(Extracted records)

— begin —

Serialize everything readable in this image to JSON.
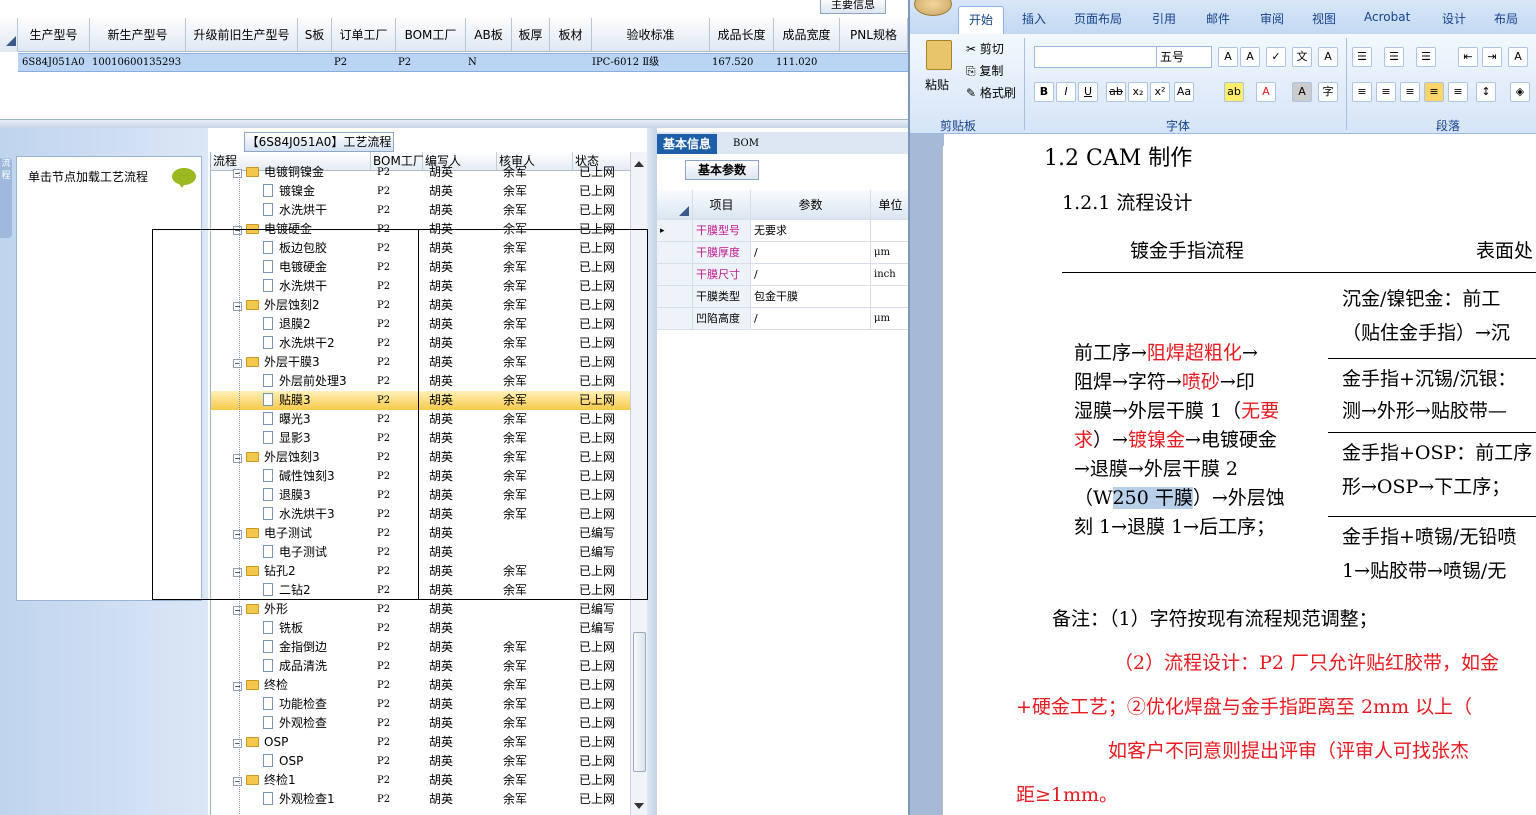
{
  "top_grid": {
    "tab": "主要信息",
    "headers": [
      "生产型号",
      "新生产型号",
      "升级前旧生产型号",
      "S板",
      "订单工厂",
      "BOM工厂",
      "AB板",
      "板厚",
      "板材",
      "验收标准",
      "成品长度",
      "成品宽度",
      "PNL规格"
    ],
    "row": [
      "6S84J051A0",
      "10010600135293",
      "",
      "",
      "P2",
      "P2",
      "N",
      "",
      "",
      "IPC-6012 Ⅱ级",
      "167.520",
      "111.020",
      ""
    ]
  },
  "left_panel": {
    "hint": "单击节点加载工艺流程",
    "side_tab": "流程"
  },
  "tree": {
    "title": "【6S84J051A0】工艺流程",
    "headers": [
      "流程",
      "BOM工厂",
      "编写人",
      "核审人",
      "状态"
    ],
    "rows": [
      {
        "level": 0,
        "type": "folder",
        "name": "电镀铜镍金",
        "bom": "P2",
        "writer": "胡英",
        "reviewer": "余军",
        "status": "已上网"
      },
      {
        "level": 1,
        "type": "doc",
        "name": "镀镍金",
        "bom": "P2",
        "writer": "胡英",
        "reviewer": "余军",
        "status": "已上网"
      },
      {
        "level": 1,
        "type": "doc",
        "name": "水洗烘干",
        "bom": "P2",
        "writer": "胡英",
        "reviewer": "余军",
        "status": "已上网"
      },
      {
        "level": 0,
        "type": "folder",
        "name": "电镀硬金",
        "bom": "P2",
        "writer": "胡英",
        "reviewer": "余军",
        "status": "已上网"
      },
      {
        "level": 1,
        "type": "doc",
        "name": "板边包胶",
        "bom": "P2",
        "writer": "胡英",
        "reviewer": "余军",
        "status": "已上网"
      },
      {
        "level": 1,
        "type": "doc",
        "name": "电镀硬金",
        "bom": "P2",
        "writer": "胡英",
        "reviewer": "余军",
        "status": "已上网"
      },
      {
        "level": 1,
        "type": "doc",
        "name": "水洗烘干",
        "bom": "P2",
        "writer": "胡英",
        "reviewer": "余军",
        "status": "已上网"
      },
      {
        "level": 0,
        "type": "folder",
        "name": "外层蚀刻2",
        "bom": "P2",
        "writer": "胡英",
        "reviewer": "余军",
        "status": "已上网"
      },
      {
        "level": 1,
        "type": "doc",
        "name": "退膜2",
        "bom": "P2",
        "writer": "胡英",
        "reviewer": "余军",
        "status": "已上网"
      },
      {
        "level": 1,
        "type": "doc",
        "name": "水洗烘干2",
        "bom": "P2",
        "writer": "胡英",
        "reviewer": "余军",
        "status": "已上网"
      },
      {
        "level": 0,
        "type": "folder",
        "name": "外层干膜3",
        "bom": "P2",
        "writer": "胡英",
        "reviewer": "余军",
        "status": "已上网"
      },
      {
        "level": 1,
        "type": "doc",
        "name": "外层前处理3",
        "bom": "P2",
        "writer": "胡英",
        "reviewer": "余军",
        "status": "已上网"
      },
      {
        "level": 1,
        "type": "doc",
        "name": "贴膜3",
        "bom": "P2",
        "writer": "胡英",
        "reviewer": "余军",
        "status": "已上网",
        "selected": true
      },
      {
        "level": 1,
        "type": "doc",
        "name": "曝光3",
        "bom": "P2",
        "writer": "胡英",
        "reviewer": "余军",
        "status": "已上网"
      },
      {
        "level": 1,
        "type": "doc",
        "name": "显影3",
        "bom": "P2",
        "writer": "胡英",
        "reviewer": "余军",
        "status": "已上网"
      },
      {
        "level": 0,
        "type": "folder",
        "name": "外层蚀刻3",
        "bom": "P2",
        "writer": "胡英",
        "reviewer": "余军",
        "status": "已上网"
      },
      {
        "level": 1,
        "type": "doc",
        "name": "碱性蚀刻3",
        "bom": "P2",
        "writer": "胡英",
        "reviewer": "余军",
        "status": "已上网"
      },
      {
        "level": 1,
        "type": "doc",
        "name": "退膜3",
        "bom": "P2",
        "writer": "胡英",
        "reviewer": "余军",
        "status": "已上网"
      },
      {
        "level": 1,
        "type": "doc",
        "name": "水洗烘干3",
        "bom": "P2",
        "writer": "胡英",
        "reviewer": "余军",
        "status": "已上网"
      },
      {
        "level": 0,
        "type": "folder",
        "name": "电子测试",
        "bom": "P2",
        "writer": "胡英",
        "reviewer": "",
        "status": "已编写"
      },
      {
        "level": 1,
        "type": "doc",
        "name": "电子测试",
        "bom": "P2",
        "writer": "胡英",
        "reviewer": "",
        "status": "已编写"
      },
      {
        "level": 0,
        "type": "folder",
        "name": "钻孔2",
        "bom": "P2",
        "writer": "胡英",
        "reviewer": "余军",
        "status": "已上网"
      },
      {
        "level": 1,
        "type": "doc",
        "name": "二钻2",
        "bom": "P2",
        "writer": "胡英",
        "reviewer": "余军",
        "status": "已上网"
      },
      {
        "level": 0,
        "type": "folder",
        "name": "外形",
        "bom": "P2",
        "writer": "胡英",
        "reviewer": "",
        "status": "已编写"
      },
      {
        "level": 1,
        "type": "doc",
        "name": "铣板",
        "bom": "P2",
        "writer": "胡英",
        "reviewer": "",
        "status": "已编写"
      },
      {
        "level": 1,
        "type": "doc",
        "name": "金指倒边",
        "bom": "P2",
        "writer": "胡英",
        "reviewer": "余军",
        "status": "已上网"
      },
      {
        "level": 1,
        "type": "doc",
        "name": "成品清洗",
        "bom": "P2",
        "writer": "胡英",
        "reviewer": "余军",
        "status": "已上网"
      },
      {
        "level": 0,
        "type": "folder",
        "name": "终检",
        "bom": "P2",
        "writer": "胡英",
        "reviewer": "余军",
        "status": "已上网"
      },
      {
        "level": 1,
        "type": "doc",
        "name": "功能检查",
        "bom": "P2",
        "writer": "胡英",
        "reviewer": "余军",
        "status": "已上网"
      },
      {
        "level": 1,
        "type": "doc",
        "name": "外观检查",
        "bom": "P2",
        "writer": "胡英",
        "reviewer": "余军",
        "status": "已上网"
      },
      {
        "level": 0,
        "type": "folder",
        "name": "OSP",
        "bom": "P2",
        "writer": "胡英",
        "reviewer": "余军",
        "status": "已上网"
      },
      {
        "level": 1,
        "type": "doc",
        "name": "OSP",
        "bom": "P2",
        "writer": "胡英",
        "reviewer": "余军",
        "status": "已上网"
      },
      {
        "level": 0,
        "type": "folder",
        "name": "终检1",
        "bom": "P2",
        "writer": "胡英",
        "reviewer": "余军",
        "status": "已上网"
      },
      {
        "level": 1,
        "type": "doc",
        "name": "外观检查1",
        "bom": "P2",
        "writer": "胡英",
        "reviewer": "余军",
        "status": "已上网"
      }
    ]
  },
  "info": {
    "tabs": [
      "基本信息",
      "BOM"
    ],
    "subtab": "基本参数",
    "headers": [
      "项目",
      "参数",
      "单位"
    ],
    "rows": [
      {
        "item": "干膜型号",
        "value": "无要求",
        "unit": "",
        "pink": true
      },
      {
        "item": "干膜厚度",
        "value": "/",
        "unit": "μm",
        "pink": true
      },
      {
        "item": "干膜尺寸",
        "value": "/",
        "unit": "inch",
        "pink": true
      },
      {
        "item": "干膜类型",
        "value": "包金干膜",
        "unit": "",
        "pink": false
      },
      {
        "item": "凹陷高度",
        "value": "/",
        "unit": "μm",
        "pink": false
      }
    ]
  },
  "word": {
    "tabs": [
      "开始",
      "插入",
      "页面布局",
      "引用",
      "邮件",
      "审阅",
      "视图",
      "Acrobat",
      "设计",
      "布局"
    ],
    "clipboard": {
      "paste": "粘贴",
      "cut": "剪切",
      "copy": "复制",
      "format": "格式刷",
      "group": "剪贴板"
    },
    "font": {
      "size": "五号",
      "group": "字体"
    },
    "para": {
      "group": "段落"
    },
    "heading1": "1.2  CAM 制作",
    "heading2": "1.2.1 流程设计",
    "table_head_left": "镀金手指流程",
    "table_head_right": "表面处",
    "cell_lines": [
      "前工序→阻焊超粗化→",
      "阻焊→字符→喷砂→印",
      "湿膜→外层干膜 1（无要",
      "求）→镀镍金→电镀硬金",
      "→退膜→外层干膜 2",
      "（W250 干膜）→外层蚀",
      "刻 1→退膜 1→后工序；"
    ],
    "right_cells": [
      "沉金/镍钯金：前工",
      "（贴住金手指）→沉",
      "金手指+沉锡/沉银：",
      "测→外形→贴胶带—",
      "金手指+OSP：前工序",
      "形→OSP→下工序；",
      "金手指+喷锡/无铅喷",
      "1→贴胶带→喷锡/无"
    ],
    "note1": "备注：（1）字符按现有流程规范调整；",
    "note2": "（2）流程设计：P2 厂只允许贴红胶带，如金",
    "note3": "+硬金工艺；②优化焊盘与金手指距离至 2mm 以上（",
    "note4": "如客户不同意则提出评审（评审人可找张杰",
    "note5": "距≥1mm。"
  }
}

— end —

:: DIRECTIONS FOR THIS TASK ::
Search the entries for the word "item" and gather every line where it appears.

:: RESULT ::
        "item": "干膜型号",
        "item": "干膜厚度",
        "item": "干膜尺寸",
        "item": "干膜类型",
        "item": "凹陷高度",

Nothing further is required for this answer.